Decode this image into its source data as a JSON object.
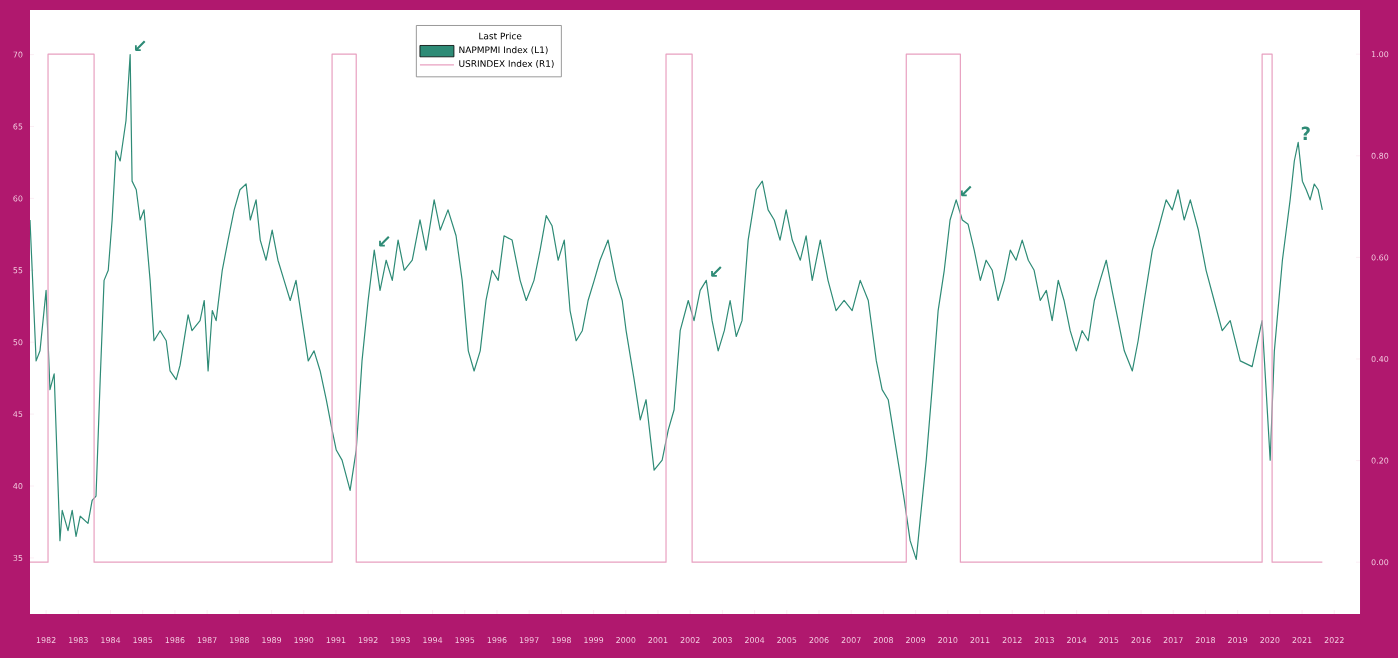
{
  "chart_data": {
    "type": "line",
    "legend_title": "Last Price",
    "legend": "top",
    "xlim": [
      1981.5,
      2022.8
    ],
    "ylim": [
      31.1,
      73.1
    ],
    "y2lim": [
      -0.102,
      1.087
    ],
    "xticks": [
      1982,
      1983,
      1984,
      1985,
      1986,
      1987,
      1988,
      1989,
      1990,
      1991,
      1992,
      1993,
      1994,
      1995,
      1996,
      1997,
      1998,
      1999,
      2000,
      2001,
      2002,
      2003,
      2004,
      2005,
      2006,
      2007,
      2008,
      2009,
      2010,
      2011,
      2012,
      2013,
      2014,
      2015,
      2016,
      2017,
      2018,
      2019,
      2020,
      2021,
      2022
    ],
    "yticks": [
      35,
      40,
      45,
      50,
      55,
      60,
      65,
      70
    ],
    "y2ticks": [
      {
        "value": 0,
        "label": "0.00"
      },
      {
        "value": 0.2,
        "label": "0.20"
      },
      {
        "value": 0.4,
        "label": "0.40"
      },
      {
        "value": 0.6,
        "label": "0.60"
      },
      {
        "value": 0.8,
        "label": "0.80"
      },
      {
        "value": 1,
        "label": "1.00"
      }
    ],
    "annotations": [
      {
        "text": "↙",
        "x": 1984.61,
        "y": 70.0
      },
      {
        "text": "↙",
        "x": 1992.19,
        "y": 56.4
      },
      {
        "text": "↙",
        "x": 2002.5,
        "y": 54.3
      },
      {
        "text": "↙",
        "x": 2010.26,
        "y": 59.9
      },
      {
        "text": "?",
        "x": 2020.88,
        "y": 63.9
      }
    ],
    "series": [
      {
        "name": "NAPMPMI Index (L1)",
        "color": "#2e8b76",
        "x": [
          1981.5,
          1981.69,
          1981.81,
          1982.0,
          1982.12,
          1982.25,
          1982.43,
          1982.5,
          1982.68,
          1982.81,
          1982.93,
          1983.06,
          1983.3,
          1983.43,
          1983.55,
          1983.68,
          1983.8,
          1983.93,
          1984.05,
          1984.17,
          1984.3,
          1984.48,
          1984.61,
          1984.67,
          1984.8,
          1984.92,
          1985.04,
          1985.23,
          1985.35,
          1985.54,
          1985.73,
          1985.85,
          1986.04,
          1986.16,
          1986.41,
          1986.53,
          1986.78,
          1986.91,
          1987.03,
          1987.16,
          1987.28,
          1987.47,
          1987.65,
          1987.84,
          1988.02,
          1988.21,
          1988.34,
          1988.52,
          1988.65,
          1988.83,
          1989.02,
          1989.2,
          1989.39,
          1989.58,
          1989.76,
          1989.95,
          1990.14,
          1990.32,
          1990.51,
          1990.7,
          1990.88,
          1991.01,
          1991.19,
          1991.44,
          1991.63,
          1991.81,
          1992.0,
          1992.19,
          1992.37,
          1992.56,
          1992.75,
          1992.93,
          1993.12,
          1993.37,
          1993.61,
          1993.8,
          1994.05,
          1994.24,
          1994.48,
          1994.73,
          1994.92,
          1995.11,
          1995.29,
          1995.48,
          1995.66,
          1995.85,
          1996.04,
          1996.22,
          1996.47,
          1996.72,
          1996.91,
          1997.15,
          1997.34,
          1997.53,
          1997.71,
          1997.9,
          1998.09,
          1998.27,
          1998.46,
          1998.65,
          1998.83,
          1999.02,
          1999.2,
          1999.45,
          1999.7,
          1999.89,
          2000.01,
          2000.26,
          2000.45,
          2000.63,
          2000.88,
          2001.13,
          2001.32,
          2001.5,
          2001.69,
          2001.94,
          2002.12,
          2002.31,
          2002.5,
          2002.68,
          2002.87,
          2003.06,
          2003.24,
          2003.43,
          2003.61,
          2003.8,
          2004.05,
          2004.24,
          2004.42,
          2004.61,
          2004.79,
          2004.98,
          2005.17,
          2005.42,
          2005.6,
          2005.79,
          2006.04,
          2006.28,
          2006.53,
          2006.78,
          2007.03,
          2007.28,
          2007.53,
          2007.78,
          2007.96,
          2008.15,
          2008.4,
          2008.65,
          2008.83,
          2009.02,
          2009.14,
          2009.33,
          2009.51,
          2009.7,
          2009.89,
          2010.07,
          2010.26,
          2010.45,
          2010.63,
          2010.82,
          2011.01,
          2011.19,
          2011.38,
          2011.56,
          2011.75,
          2011.94,
          2012.12,
          2012.31,
          2012.5,
          2012.68,
          2012.87,
          2013.06,
          2013.24,
          2013.43,
          2013.61,
          2013.8,
          2013.99,
          2014.17,
          2014.36,
          2014.55,
          2014.73,
          2014.92,
          2015.1,
          2015.29,
          2015.48,
          2015.73,
          2015.91,
          2016.1,
          2016.35,
          2016.53,
          2016.78,
          2016.97,
          2017.15,
          2017.34,
          2017.53,
          2017.78,
          2018.02,
          2018.27,
          2018.52,
          2018.77,
          2019.08,
          2019.45,
          2019.76,
          2020.01,
          2020.14,
          2020.39,
          2020.51,
          2020.63,
          2020.76,
          2020.88,
          2021.01,
          2021.13,
          2021.25,
          2021.38,
          2021.5,
          2021.63
        ],
        "values": [
          58.5,
          48.7,
          49.4,
          53.6,
          46.7,
          47.8,
          36.2,
          38.3,
          36.9,
          38.3,
          36.5,
          37.9,
          37.4,
          39.0,
          39.3,
          47.4,
          54.3,
          55.0,
          58.5,
          63.3,
          62.6,
          65.4,
          70.0,
          61.2,
          60.6,
          58.5,
          59.2,
          54.3,
          50.1,
          50.8,
          50.1,
          48.0,
          47.4,
          48.4,
          51.9,
          50.8,
          51.5,
          52.9,
          48.0,
          52.2,
          51.5,
          55.0,
          57.1,
          59.2,
          60.6,
          61.0,
          58.5,
          59.9,
          57.1,
          55.7,
          57.8,
          55.7,
          54.3,
          52.9,
          54.3,
          51.5,
          48.7,
          49.4,
          48.0,
          46.0,
          43.9,
          42.5,
          41.8,
          39.7,
          42.5,
          48.7,
          52.9,
          56.4,
          53.6,
          55.7,
          54.3,
          57.1,
          55.0,
          55.7,
          58.5,
          56.4,
          59.9,
          57.8,
          59.2,
          57.4,
          54.3,
          49.4,
          48.0,
          49.4,
          52.9,
          55.0,
          54.3,
          57.4,
          57.1,
          54.3,
          52.9,
          54.3,
          56.4,
          58.8,
          58.1,
          55.7,
          57.1,
          52.2,
          50.1,
          50.8,
          52.9,
          54.3,
          55.7,
          57.1,
          54.3,
          52.9,
          50.8,
          47.4,
          44.6,
          46.0,
          41.1,
          41.8,
          43.9,
          45.3,
          50.8,
          52.9,
          51.5,
          53.6,
          54.3,
          51.5,
          49.4,
          50.8,
          52.9,
          50.4,
          51.5,
          57.1,
          60.6,
          61.2,
          59.2,
          58.5,
          57.1,
          59.2,
          57.1,
          55.7,
          57.4,
          54.3,
          57.1,
          54.3,
          52.2,
          52.9,
          52.2,
          54.3,
          52.9,
          48.7,
          46.7,
          46.0,
          42.5,
          39.0,
          36.2,
          34.9,
          37.6,
          41.8,
          46.7,
          52.2,
          55.0,
          58.5,
          59.9,
          58.5,
          58.2,
          56.4,
          54.3,
          55.7,
          55.0,
          52.9,
          54.3,
          56.4,
          55.7,
          57.1,
          55.7,
          55.0,
          52.9,
          53.6,
          51.5,
          54.3,
          52.9,
          50.8,
          49.4,
          50.8,
          50.1,
          52.9,
          54.3,
          55.7,
          53.6,
          51.5,
          49.4,
          48.0,
          50.1,
          52.9,
          56.4,
          57.8,
          59.9,
          59.2,
          60.6,
          58.5,
          59.9,
          57.8,
          55.0,
          52.9,
          50.8,
          51.5,
          48.7,
          48.3,
          51.5,
          41.8,
          49.4,
          55.7,
          57.8,
          59.9,
          62.6,
          63.9,
          61.2,
          60.6,
          59.9,
          61.0,
          60.6,
          59.2
        ]
      },
      {
        "name": "USRINDEX Index (R1)",
        "type": "step",
        "axis": "y2",
        "color": "#e8a0c0",
        "x": [
          1981.5,
          1982.06,
          1983.49,
          1990.88,
          1991.63,
          2001.25,
          2002.06,
          2008.71,
          2010.39,
          2019.76,
          2020.07,
          2021.63
        ],
        "values": [
          0,
          1,
          0,
          1,
          0,
          1,
          0,
          1,
          0,
          1,
          0,
          0
        ]
      }
    ]
  }
}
*-*-*
■ TO DO:
Of the lines above, how many contain the word "label"? Provide the number and nothing else.

■ REPLY TO THE EXERCISE:
6